▶ **WORK REQUIRED**
What follows is a set of records, each of which is to be written out exactly.

▶ **RAW DATA**
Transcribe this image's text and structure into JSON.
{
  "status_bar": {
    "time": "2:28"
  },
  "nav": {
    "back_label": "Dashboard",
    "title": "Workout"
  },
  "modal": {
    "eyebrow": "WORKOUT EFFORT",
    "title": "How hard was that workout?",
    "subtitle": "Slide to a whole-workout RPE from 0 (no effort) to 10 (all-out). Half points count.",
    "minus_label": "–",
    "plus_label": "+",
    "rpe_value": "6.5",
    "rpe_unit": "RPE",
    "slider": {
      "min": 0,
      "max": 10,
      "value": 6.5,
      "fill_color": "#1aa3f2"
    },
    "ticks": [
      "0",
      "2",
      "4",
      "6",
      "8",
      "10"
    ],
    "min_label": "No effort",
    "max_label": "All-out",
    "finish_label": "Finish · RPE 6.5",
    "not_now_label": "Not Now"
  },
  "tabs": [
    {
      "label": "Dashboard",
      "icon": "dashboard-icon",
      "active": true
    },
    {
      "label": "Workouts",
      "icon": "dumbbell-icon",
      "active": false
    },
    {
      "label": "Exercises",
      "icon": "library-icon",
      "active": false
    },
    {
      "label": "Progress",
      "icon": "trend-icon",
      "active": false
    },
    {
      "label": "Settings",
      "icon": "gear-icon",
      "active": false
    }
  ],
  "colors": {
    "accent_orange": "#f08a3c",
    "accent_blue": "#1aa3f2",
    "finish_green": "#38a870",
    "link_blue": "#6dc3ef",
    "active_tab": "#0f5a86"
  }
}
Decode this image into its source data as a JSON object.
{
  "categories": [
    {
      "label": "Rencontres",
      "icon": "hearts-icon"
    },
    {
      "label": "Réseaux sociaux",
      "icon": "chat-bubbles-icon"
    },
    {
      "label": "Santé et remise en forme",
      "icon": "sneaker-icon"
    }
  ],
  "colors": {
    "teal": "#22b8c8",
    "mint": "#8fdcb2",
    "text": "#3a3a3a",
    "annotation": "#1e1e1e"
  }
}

▶ **FULL SOLUTION**
Transcribe this image's text and structure into JSON.
{
  "status_bar": {
    "time": "2:28"
  },
  "nav": {
    "back_label": "Dashboard",
    "title": "Workout"
  },
  "modal": {
    "eyebrow": "WORKOUT EFFORT",
    "title": "How hard was that workout?",
    "subtitle": "Slide to a whole-workout RPE from 0 (no effort) to 10 (all-out). Half points count.",
    "minus_label": "–",
    "plus_label": "+",
    "rpe_value": "6.5",
    "rpe_unit": "RPE",
    "slider": {
      "min": 0,
      "max": 10,
      "value": 6.5,
      "fill_color": "#1aa3f2"
    },
    "ticks": [
      "0",
      "2",
      "4",
      "6",
      "8",
      "10"
    ],
    "min_label": "No effort",
    "max_label": "All-out",
    "finish_label": "Finish · RPE 6.5",
    "not_now_label": "Not Now"
  },
  "tabs": [
    {
      "label": "Dashboard",
      "icon": "dashboard-icon",
      "active": true
    },
    {
      "label": "Workouts",
      "icon": "dumbbell-icon",
      "active": false
    },
    {
      "label": "Exercises",
      "icon": "library-icon",
      "active": false
    },
    {
      "label": "Progress",
      "icon": "trend-icon",
      "active": false
    },
    {
      "label": "Settings",
      "icon": "gear-icon",
      "active": false
    }
  ],
  "colors": {
    "accent_orange": "#f08a3c",
    "accent_blue": "#1aa3f2",
    "finish_green": "#38a870",
    "link_blue": "#6dc3ef",
    "active_tab": "#0f5a86"
  }
}
Decode this image into its source data as a JSON object.
{
  "categories": [
    {
      "label": "Rencontres",
      "icon": "hearts-icon"
    },
    {
      "label": "Réseaux sociaux",
      "icon": "chat-bubbles-icon"
    },
    {
      "label": "Santé et remise en forme",
      "icon": "sneaker-icon"
    }
  ],
  "colors": {
    "teal": "#22b8c8",
    "mint": "#8fdcb2",
    "text": "#3a3a3a",
    "annotation": "#1e1e1e"
  }
}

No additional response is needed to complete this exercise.